Dataset excerpt:

______

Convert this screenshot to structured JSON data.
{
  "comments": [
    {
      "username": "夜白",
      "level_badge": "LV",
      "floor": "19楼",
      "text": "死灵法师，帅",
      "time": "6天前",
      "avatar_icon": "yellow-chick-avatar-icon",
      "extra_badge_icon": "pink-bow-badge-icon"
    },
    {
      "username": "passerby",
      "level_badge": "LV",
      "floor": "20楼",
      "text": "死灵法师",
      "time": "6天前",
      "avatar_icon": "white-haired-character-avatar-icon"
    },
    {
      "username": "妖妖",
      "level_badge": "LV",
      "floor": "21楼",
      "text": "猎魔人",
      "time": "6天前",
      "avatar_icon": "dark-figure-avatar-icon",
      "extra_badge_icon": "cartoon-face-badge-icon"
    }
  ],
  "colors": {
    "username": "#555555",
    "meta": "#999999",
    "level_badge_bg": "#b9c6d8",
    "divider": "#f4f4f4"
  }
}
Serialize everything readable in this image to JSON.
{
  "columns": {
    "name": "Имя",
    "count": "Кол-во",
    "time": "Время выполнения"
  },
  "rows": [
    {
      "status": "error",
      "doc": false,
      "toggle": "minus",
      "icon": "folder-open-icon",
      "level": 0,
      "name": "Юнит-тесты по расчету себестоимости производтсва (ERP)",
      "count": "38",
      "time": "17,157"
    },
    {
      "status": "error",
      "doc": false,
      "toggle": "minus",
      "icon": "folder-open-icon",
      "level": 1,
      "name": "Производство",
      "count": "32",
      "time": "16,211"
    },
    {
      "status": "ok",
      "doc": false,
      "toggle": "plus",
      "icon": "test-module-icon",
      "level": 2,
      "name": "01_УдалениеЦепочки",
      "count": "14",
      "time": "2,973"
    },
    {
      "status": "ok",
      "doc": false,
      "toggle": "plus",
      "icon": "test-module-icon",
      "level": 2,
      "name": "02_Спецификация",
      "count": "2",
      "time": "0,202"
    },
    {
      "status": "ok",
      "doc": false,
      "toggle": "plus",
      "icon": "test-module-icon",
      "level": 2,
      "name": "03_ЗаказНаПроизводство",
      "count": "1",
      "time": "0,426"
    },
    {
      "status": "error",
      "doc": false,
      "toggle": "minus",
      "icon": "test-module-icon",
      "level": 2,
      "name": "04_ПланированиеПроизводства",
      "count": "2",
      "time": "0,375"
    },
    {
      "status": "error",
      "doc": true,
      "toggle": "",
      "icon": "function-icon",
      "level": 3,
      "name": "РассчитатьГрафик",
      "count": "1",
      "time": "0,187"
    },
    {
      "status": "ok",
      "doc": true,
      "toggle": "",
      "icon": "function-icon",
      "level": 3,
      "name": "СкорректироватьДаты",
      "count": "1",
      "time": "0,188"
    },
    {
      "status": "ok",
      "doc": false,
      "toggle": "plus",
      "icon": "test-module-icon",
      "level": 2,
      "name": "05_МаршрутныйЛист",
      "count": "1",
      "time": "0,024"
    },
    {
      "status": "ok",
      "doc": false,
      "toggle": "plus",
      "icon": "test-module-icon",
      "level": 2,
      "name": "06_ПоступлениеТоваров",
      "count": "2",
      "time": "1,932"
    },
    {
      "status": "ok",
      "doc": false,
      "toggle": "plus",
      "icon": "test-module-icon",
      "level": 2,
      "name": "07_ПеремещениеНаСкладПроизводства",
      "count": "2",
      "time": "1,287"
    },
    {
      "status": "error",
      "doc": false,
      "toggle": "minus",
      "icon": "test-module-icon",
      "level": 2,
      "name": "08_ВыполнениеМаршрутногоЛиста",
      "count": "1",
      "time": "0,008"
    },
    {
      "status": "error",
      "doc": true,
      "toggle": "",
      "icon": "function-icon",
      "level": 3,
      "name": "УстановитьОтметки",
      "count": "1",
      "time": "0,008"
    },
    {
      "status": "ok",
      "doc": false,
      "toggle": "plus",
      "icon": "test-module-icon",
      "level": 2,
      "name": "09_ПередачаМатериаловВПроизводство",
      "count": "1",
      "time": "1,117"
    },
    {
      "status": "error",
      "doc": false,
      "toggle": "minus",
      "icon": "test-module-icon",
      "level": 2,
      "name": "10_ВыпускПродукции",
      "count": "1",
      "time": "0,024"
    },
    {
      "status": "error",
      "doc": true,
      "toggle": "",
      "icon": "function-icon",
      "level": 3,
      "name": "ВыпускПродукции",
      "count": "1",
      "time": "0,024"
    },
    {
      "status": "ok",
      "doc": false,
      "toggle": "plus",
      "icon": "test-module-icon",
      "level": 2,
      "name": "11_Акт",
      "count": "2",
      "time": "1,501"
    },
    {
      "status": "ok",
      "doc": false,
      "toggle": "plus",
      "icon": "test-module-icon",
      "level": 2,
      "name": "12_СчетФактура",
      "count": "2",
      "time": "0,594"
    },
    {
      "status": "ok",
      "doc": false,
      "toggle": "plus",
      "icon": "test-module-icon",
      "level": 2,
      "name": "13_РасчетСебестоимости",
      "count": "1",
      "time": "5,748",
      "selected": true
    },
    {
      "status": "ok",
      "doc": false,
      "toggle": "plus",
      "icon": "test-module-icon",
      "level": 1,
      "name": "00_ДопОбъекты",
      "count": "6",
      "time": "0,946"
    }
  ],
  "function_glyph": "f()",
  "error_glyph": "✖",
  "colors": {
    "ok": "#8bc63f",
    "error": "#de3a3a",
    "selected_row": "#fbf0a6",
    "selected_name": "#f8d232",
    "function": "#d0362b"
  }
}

______

TASK DESCRIPTION: Each record must be repeated exactly as it is.

CORRECT ANSWER:
Convert this screenshot to structured JSON data.
{
  "comments": [
    {
      "username": "夜白",
      "level_badge": "LV",
      "floor": "19楼",
      "text": "死灵法师，帅",
      "time": "6天前",
      "avatar_icon": "yellow-chick-avatar-icon",
      "extra_badge_icon": "pink-bow-badge-icon"
    },
    {
      "username": "passerby",
      "level_badge": "LV",
      "floor": "20楼",
      "text": "死灵法师",
      "time": "6天前",
      "avatar_icon": "white-haired-character-avatar-icon"
    },
    {
      "username": "妖妖",
      "level_badge": "LV",
      "floor": "21楼",
      "text": "猎魔人",
      "time": "6天前",
      "avatar_icon": "dark-figure-avatar-icon",
      "extra_badge_icon": "cartoon-face-badge-icon"
    }
  ],
  "colors": {
    "username": "#555555",
    "meta": "#999999",
    "level_badge_bg": "#b9c6d8",
    "divider": "#f4f4f4"
  }
}
Serialize everything readable in this image to JSON.
{
  "columns": {
    "name": "Имя",
    "count": "Кол-во",
    "time": "Время выполнения"
  },
  "rows": [
    {
      "status": "error",
      "doc": false,
      "toggle": "minus",
      "icon": "folder-open-icon",
      "level": 0,
      "name": "Юнит-тесты по расчету себестоимости производтсва (ERP)",
      "count": "38",
      "time": "17,157"
    },
    {
      "status": "error",
      "doc": false,
      "toggle": "minus",
      "icon": "folder-open-icon",
      "level": 1,
      "name": "Производство",
      "count": "32",
      "time": "16,211"
    },
    {
      "status": "ok",
      "doc": false,
      "toggle": "plus",
      "icon": "test-module-icon",
      "level": 2,
      "name": "01_УдалениеЦепочки",
      "count": "14",
      "time": "2,973"
    },
    {
      "status": "ok",
      "doc": false,
      "toggle": "plus",
      "icon": "test-module-icon",
      "level": 2,
      "name": "02_Спецификация",
      "count": "2",
      "time": "0,202"
    },
    {
      "status": "ok",
      "doc": false,
      "toggle": "plus",
      "icon": "test-module-icon",
      "level": 2,
      "name": "03_ЗаказНаПроизводство",
      "count": "1",
      "time": "0,426"
    },
    {
      "status": "error",
      "doc": false,
      "toggle": "minus",
      "icon": "test-module-icon",
      "level": 2,
      "name": "04_ПланированиеПроизводства",
      "count": "2",
      "time": "0,375"
    },
    {
      "status": "error",
      "doc": true,
      "toggle": "",
      "icon": "function-icon",
      "level": 3,
      "name": "РассчитатьГрафик",
      "count": "1",
      "time": "0,187"
    },
    {
      "status": "ok",
      "doc": true,
      "toggle": "",
      "icon": "function-icon",
      "level": 3,
      "name": "СкорректироватьДаты",
      "count": "1",
      "time": "0,188"
    },
    {
      "status": "ok",
      "doc": false,
      "toggle": "plus",
      "icon": "test-module-icon",
      "level": 2,
      "name": "05_МаршрутныйЛист",
      "count": "1",
      "time": "0,024"
    },
    {
      "status": "ok",
      "doc": false,
      "toggle": "plus",
      "icon": "test-module-icon",
      "level": 2,
      "name": "06_ПоступлениеТоваров",
      "count": "2",
      "time": "1,932"
    },
    {
      "status": "ok",
      "doc": false,
      "toggle": "plus",
      "icon": "test-module-icon",
      "level": 2,
      "name": "07_ПеремещениеНаСкладПроизводства",
      "count": "2",
      "time": "1,287"
    },
    {
      "status": "error",
      "doc": false,
      "toggle": "minus",
      "icon": "test-module-icon",
      "level": 2,
      "name": "08_ВыполнениеМаршрутногоЛиста",
      "count": "1",
      "time": "0,008"
    },
    {
      "status": "error",
      "doc": true,
      "toggle": "",
      "icon": "function-icon",
      "level": 3,
      "name": "УстановитьОтметки",
      "count": "1",
      "time": "0,008"
    },
    {
      "status": "ok",
      "doc": false,
      "toggle": "plus",
      "icon": "test-module-icon",
      "level": 2,
      "name": "09_ПередачаМатериаловВПроизводство",
      "count": "1",
      "time": "1,117"
    },
    {
      "status": "error",
      "doc": false,
      "toggle": "minus",
      "icon": "test-module-icon",
      "level": 2,
      "name": "10_ВыпускПродукции",
      "count": "1",
      "time": "0,024"
    },
    {
      "status": "error",
      "doc": true,
      "toggle": "",
      "icon": "function-icon",
      "level": 3,
      "name": "ВыпускПродукции",
      "count": "1",
      "time": "0,024"
    },
    {
      "status": "ok",
      "doc": false,
      "toggle": "plus",
      "icon": "test-module-icon",
      "level": 2,
      "name": "11_Акт",
      "count": "2",
      "time": "1,501"
    },
    {
      "status": "ok",
      "doc": false,
      "toggle": "plus",
      "icon": "test-module-icon",
      "level": 2,
      "name": "12_СчетФактура",
      "count": "2",
      "time": "0,594"
    },
    {
      "status": "ok",
      "doc": false,
      "toggle": "plus",
      "icon": "test-module-icon",
      "level": 2,
      "name": "13_РасчетСебестоимости",
      "count": "1",
      "time": "5,748",
      "selected": true
    },
    {
      "status": "ok",
      "doc": false,
      "toggle": "plus",
      "icon": "test-module-icon",
      "level": 1,
      "name": "00_ДопОбъекты",
      "count": "6",
      "time": "0,946"
    }
  ],
  "function_glyph": "f()",
  "error_glyph": "✖",
  "colors": {
    "ok": "#8bc63f",
    "error": "#de3a3a",
    "selected_row": "#fbf0a6",
    "selected_name": "#f8d232",
    "function": "#d0362b"
  }
}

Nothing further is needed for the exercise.